#### [課題]
本文を読み、次の問いに答えなさい。
1. 共依存は、どちらか一方がどうであるから起こるのではないとされていますか。
2. 「あなたがいないと私はダメ」という言葉の裏に隠れているものは何だと書かれていますか。
3. 「愛すること」は、いつの間にか何に変わっていくと述べられていますか。

#### [本文]
「誰かのために生きてしまう人へ」──共依存から抜け出すために大切なこと | 知性の庭
「自分よりも、相手の気持ちを優先してしまう」
「嫌われたくなくて、言いたいことが言えない」
「助けたいのに、なぜか苦しくなる」
それは優しさではなく、共依存かもしれません。
🔹共依存とは、「相手がいないと自分でいられない」関係
共依存とは、どちらか一方が弱いから起こるのではありません。
むしろ、お互いに相手を支え合うことでしか自分を保てなくなっている関係のことです。
「あなたがいないと私はダメ」
「あなたのために生きる」
その裏には、「自分の存在価値を他人に証明してもらいたい」という深い寂しさが隠れています。
🔸“愛”と“依存”は、紙一重
共依存は一見、愛情深く見えます。
相手を助けたい、支えたい、理解したい──。
けれど、気づけば自分を犠牲にしすぎていたり、
相手のために動くことでしか安心できなくなったりする。
つまり、「愛すること」がいつの間にか「支配すること」に変わっていくのです。
🪞「相手のために動く」と「相手に依存して動かされている」は、全く別のこと。
🔹親子関係に潜む“見えない共依存”
この動画で印象的だったのは、「親子の共依存」という視点です。

#### [表示情報]
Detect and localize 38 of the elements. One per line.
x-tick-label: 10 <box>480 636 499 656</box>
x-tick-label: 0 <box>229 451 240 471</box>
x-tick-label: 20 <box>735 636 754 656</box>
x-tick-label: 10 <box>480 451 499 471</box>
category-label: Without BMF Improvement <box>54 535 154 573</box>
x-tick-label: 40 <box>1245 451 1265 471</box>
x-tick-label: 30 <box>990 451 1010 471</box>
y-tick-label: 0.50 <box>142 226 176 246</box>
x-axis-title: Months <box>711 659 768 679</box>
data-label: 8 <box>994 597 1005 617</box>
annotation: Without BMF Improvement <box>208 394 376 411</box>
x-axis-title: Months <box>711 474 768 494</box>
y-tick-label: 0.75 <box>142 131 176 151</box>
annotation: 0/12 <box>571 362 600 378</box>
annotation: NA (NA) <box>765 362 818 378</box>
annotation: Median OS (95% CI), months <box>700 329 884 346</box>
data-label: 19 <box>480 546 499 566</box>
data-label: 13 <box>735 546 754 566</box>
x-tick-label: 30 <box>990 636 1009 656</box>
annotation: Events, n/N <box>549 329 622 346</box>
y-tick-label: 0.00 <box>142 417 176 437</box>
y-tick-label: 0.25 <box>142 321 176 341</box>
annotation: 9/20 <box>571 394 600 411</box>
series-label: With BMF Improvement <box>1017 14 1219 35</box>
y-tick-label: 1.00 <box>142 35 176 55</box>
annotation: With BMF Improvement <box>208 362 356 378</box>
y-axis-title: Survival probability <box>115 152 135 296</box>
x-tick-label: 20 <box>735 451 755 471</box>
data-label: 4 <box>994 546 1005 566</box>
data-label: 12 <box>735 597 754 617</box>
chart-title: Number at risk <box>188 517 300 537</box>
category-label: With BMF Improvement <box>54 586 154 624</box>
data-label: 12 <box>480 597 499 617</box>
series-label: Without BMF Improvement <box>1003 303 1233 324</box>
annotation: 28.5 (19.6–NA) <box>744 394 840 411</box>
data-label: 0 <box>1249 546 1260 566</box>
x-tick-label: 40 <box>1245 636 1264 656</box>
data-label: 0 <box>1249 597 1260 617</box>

#### [解答例]
1. 弱いから起こるのではない。
2. 「自分の存在価値を他人に証明してもらいたい」という深い寂しさ。
3. 「支配すること」。